● **Text excerpt**
^^^^

Tuesday 26 February 2008

Ice-breaker


Hello. If I don't start writing this blog now, just go for it, I never will.

Having procrastinated for all the years since I left university, filling up countless notebooks with my scribbles and thoughts and half-formed plots, waiting for the right moment to organise my words into a novel, worrying about style, form, plot, aphorisms, or worse, solipsism and the fact that what ever I say has been said before a hundred ways anyway, now seems as good as time as any to crack on.

In fact, this is a perfect time as I am soon to be leaving my life in London behind to go on an adventure. I don't expect to 'find myself' or 'get happy' or realise what on earth I really want to do with the rest of my life but it will be a good start and hopefully a lot of fun.

On Saturday 12th April I will kiss my trusty bicycle (and my mother) goodbye and set off from my frenzied patch of South London heading first to Japan, then South East Asia, then China, ending up in the place I once called home, Australia. What I do when I get there aside from visiting family remains to be seen. But I'm not worried about that, just yet.

^^^^

● **Set exercise 1**
Copy the records word for word, from their first line through the line containing "462, 495, 678]".

● **Records shown**

^^^^

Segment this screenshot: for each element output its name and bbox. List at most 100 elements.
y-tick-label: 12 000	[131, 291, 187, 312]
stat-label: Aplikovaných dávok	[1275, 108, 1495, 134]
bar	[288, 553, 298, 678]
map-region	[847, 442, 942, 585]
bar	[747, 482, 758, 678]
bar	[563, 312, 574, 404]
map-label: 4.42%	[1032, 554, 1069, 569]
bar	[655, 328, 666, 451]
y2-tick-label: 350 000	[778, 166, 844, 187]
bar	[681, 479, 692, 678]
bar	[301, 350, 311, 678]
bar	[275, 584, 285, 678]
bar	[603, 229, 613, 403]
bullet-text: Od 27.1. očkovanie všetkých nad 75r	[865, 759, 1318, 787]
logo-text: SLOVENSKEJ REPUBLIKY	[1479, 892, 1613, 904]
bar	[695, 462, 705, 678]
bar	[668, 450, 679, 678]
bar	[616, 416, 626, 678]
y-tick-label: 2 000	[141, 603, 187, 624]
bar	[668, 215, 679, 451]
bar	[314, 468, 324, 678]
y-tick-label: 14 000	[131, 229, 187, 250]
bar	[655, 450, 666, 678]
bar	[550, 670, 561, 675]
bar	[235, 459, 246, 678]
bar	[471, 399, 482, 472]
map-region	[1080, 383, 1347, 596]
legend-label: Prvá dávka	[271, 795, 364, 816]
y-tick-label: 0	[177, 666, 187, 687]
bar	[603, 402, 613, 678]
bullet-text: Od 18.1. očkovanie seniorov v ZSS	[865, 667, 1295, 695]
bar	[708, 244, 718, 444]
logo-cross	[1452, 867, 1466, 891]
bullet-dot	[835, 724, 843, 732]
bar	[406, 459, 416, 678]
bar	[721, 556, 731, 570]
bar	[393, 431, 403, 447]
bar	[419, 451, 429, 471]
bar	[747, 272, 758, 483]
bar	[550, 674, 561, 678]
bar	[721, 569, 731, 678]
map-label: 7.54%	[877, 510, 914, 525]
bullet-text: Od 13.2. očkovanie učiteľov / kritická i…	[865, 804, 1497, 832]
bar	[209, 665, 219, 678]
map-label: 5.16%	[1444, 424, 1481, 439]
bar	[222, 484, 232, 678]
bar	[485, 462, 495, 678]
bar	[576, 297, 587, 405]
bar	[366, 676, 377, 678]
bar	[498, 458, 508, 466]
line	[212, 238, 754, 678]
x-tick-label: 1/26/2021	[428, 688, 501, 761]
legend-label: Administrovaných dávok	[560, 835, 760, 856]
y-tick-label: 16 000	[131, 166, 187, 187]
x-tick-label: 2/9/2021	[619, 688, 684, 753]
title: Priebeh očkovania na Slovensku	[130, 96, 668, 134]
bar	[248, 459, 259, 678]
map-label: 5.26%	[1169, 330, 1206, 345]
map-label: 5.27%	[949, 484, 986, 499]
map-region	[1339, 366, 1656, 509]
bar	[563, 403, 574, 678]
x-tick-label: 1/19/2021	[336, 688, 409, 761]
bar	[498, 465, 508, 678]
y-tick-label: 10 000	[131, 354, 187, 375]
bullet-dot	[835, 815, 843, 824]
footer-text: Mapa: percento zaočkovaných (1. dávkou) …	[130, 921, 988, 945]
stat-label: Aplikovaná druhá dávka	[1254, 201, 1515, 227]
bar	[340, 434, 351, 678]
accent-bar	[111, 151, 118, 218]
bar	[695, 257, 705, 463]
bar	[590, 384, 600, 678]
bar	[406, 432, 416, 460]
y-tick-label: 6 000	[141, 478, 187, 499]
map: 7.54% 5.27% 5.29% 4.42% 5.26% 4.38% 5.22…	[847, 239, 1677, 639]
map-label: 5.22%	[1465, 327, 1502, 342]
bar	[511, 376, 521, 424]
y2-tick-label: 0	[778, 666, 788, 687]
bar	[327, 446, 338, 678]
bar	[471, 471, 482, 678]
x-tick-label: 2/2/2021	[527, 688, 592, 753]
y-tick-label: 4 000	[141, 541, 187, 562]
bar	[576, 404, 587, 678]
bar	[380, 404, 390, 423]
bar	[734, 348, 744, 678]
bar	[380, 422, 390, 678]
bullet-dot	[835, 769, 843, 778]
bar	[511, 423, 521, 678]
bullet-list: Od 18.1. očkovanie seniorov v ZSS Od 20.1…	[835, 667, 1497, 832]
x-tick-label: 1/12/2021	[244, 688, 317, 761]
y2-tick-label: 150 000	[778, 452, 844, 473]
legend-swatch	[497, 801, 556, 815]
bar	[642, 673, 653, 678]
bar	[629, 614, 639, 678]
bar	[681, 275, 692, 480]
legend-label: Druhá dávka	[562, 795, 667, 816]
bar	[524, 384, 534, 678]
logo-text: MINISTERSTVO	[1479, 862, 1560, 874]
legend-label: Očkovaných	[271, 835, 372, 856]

^^^^

● **Set exercise 2**
Continue the blog post about leaving London for a long trip from the point where it stops.

● **Expected answer 1**
Segment this screenshot: for each element output its name and bbox. List at most 100 elements.
y-tick-label: 12 000	[131, 291, 187, 312]
stat-label: Aplikovaných dávok	[1275, 108, 1495, 134]
bar	[288, 553, 298, 678]
map-region	[847, 442, 942, 585]
bar	[747, 482, 758, 678]
bar	[563, 312, 574, 404]
map-label: 4.42%	[1032, 554, 1069, 569]
bar	[655, 328, 666, 451]
y2-tick-label: 350 000	[778, 166, 844, 187]
bar	[681, 479, 692, 678]
bar	[301, 350, 311, 678]
bar	[275, 584, 285, 678]
bar	[603, 229, 613, 403]
bullet-text: Od 27.1. očkovanie všetkých nad 75r	[865, 759, 1318, 787]
logo-text: SLOVENSKEJ REPUBLIKY	[1479, 892, 1613, 904]
bar	[695, 462, 705, 678]
bar	[668, 450, 679, 678]
bar	[616, 416, 626, 678]
y-tick-label: 2 000	[141, 603, 187, 624]
bar	[668, 215, 679, 451]
bar	[314, 468, 324, 678]
y-tick-label: 14 000	[131, 229, 187, 250]
bar	[655, 450, 666, 678]
bar	[550, 670, 561, 675]
bar	[235, 459, 246, 678]
bar	[471, 399, 482, 472]
map-region	[1080, 383, 1347, 596]
legend-label: Prvá dávka	[271, 795, 364, 816]
y-tick-label: 0	[177, 666, 187, 687]
bar	[603, 402, 613, 678]
bullet-text: Od 18.1. očkovanie seniorov v ZSS	[865, 667, 1295, 695]
bar	[708, 244, 718, 444]
logo-cross	[1452, 867, 1466, 891]
bullet-dot	[835, 724, 843, 732]
bar	[406, 459, 416, 678]
bar	[721, 556, 731, 570]
bar	[393, 431, 403, 447]
bar	[419, 451, 429, 471]
bar	[747, 272, 758, 483]
bar	[550, 674, 561, 678]
bar	[721, 569, 731, 678]
map-label: 7.54%	[877, 510, 914, 525]
bullet-text: Od 13.2. očkovanie učiteľov / kritická i…	[865, 804, 1497, 832]
bar	[209, 665, 219, 678]
map-label: 5.16%	[1444, 424, 1481, 439]
bar	[222, 484, 232, 678]
bar	[485, 462, 495, 678]

● **Expected answer 2**
There's much to sort out before I leave. My 'Do To List' seems longer each day:
'Get Chinese visa, lodge Oz passport, jabs, insurance, storage, switch bank and phone accounts, book hostels, open new ISA, Japanese Rail Pass, take clothes to Oxfam, redirect post, set up online Tax Return etc. etc.' Not to mention all those I intend to catch up with for one last time, friends who have overwhelmed me with their encouragement and travel advice.

Soon however, there'll be only one reference point, or rather three large Lonely Planets. In little over a month just getting from A to B (without getting lost, sick, bitten, kidnapped, robbed, arrested etc.) will be my chief concern and I can't wait.

I have talked about being in a rut for a long time now, probably boring loved ones to that effect. I'm not unique in carrying numerous fears, anxieties, frustrations and feelings of guilt around with me. It would be inhuman not to. Now though it's time I shook everything up a bit. Let's see what happens.

And now a poem (well this is a blog)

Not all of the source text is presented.